(Stored dataset items)

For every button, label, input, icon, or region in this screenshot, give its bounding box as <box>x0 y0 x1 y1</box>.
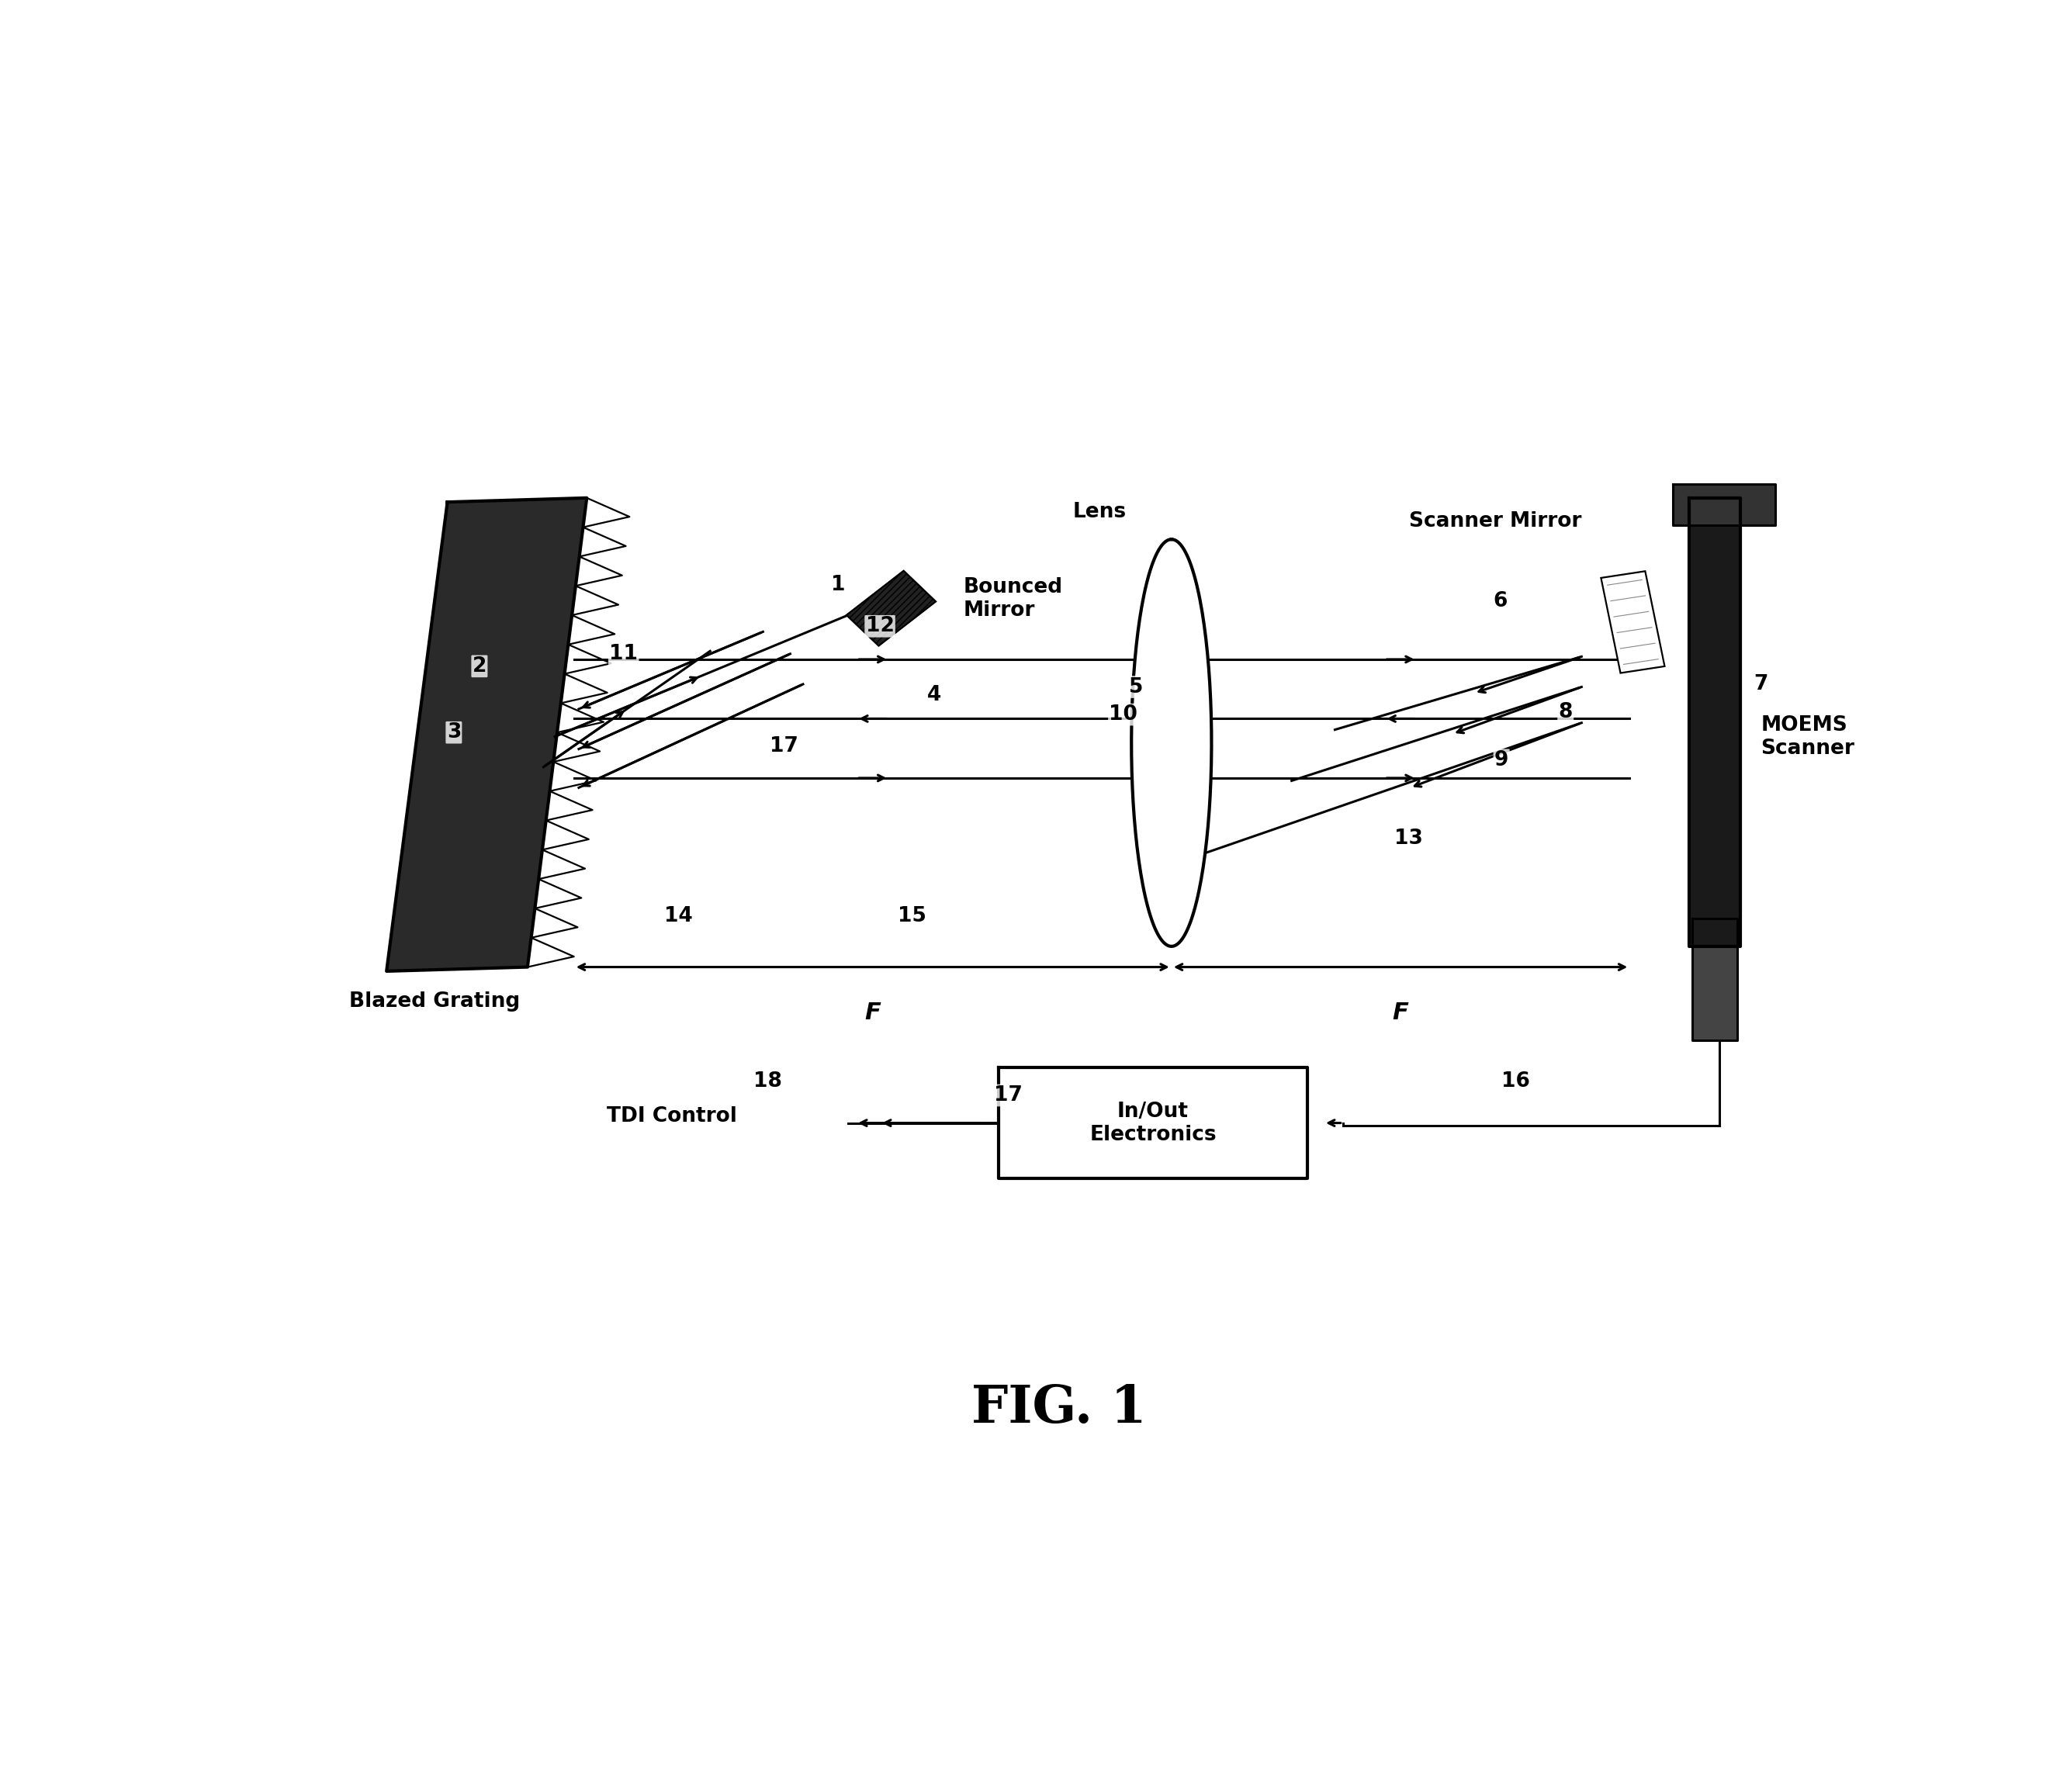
Polygon shape <box>1131 539 1211 946</box>
Text: 3: 3 <box>446 722 461 742</box>
Text: Blazed Grating: Blazed Grating <box>349 991 521 1012</box>
Polygon shape <box>1672 484 1776 525</box>
Text: 1: 1 <box>831 575 845 595</box>
Polygon shape <box>1689 498 1740 946</box>
Text: 18: 18 <box>754 1072 781 1091</box>
Text: 4: 4 <box>928 685 940 706</box>
Text: 10: 10 <box>1110 704 1137 724</box>
Text: 13: 13 <box>1395 828 1422 849</box>
Polygon shape <box>387 498 587 971</box>
Text: 12: 12 <box>866 616 895 636</box>
Polygon shape <box>1693 919 1736 1039</box>
Polygon shape <box>998 1068 1308 1177</box>
Text: 7: 7 <box>1755 674 1767 694</box>
Text: F: F <box>864 1002 881 1023</box>
Text: Bounced
Mirror: Bounced Mirror <box>963 577 1062 620</box>
Text: 11: 11 <box>610 643 639 663</box>
Text: 6: 6 <box>1492 591 1507 611</box>
Text: 8: 8 <box>1559 702 1573 722</box>
Bar <box>1602 572 1664 674</box>
Bar <box>847 572 936 645</box>
Bar <box>847 572 936 645</box>
Text: Lens: Lens <box>1073 502 1127 521</box>
Text: 17: 17 <box>769 737 798 756</box>
Text: 15: 15 <box>897 907 926 926</box>
Text: 14: 14 <box>664 907 692 926</box>
Text: 17: 17 <box>994 1086 1023 1106</box>
Text: FIG. 1: FIG. 1 <box>971 1383 1147 1434</box>
Text: TDI Control: TDI Control <box>606 1106 736 1125</box>
Text: 5: 5 <box>1129 677 1143 697</box>
Text: MOEMS
Scanner: MOEMS Scanner <box>1761 715 1854 758</box>
Text: Scanner Mirror: Scanner Mirror <box>1410 511 1581 532</box>
Text: In/Out
Electronics: In/Out Electronics <box>1089 1102 1217 1145</box>
Text: 9: 9 <box>1494 751 1509 771</box>
Text: 16: 16 <box>1501 1072 1530 1091</box>
Text: 2: 2 <box>473 656 486 676</box>
Text: F: F <box>1393 1002 1408 1023</box>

GOAL: Update all of the records above by changing every instance of "Polygon shape" to "Shape outline" and keeping everything else the same. Omit the pictures from your answer.

ANSWER TO THIS EXERCISE:
For every button, label, input, icon, or region in this screenshot, give its bounding box as <box>x0 y0 x1 y1</box>.
Shape outline <box>1131 539 1211 946</box>
Text: 3: 3 <box>446 722 461 742</box>
Text: Blazed Grating: Blazed Grating <box>349 991 521 1012</box>
Shape outline <box>1672 484 1776 525</box>
Text: 1: 1 <box>831 575 845 595</box>
Shape outline <box>1689 498 1740 946</box>
Text: 18: 18 <box>754 1072 781 1091</box>
Text: 4: 4 <box>928 685 940 706</box>
Text: 10: 10 <box>1110 704 1137 724</box>
Text: 13: 13 <box>1395 828 1422 849</box>
Shape outline <box>387 498 587 971</box>
Text: 12: 12 <box>866 616 895 636</box>
Shape outline <box>1693 919 1736 1039</box>
Shape outline <box>998 1068 1308 1177</box>
Text: 7: 7 <box>1755 674 1767 694</box>
Text: F: F <box>864 1002 881 1023</box>
Text: Bounced
Mirror: Bounced Mirror <box>963 577 1062 620</box>
Text: 11: 11 <box>610 643 639 663</box>
Text: 6: 6 <box>1492 591 1507 611</box>
Text: 8: 8 <box>1559 702 1573 722</box>
Bar <box>1602 572 1664 674</box>
Bar <box>847 572 936 645</box>
Bar <box>847 572 936 645</box>
Text: Lens: Lens <box>1073 502 1127 521</box>
Text: 17: 17 <box>769 737 798 756</box>
Text: 15: 15 <box>897 907 926 926</box>
Text: 14: 14 <box>664 907 692 926</box>
Text: 17: 17 <box>994 1086 1023 1106</box>
Text: FIG. 1: FIG. 1 <box>971 1383 1147 1434</box>
Text: TDI Control: TDI Control <box>606 1106 736 1125</box>
Text: 5: 5 <box>1129 677 1143 697</box>
Text: MOEMS
Scanner: MOEMS Scanner <box>1761 715 1854 758</box>
Text: Scanner Mirror: Scanner Mirror <box>1410 511 1581 532</box>
Text: In/Out
Electronics: In/Out Electronics <box>1089 1102 1217 1145</box>
Text: 9: 9 <box>1494 751 1509 771</box>
Text: 16: 16 <box>1501 1072 1530 1091</box>
Text: 2: 2 <box>473 656 486 676</box>
Text: F: F <box>1393 1002 1408 1023</box>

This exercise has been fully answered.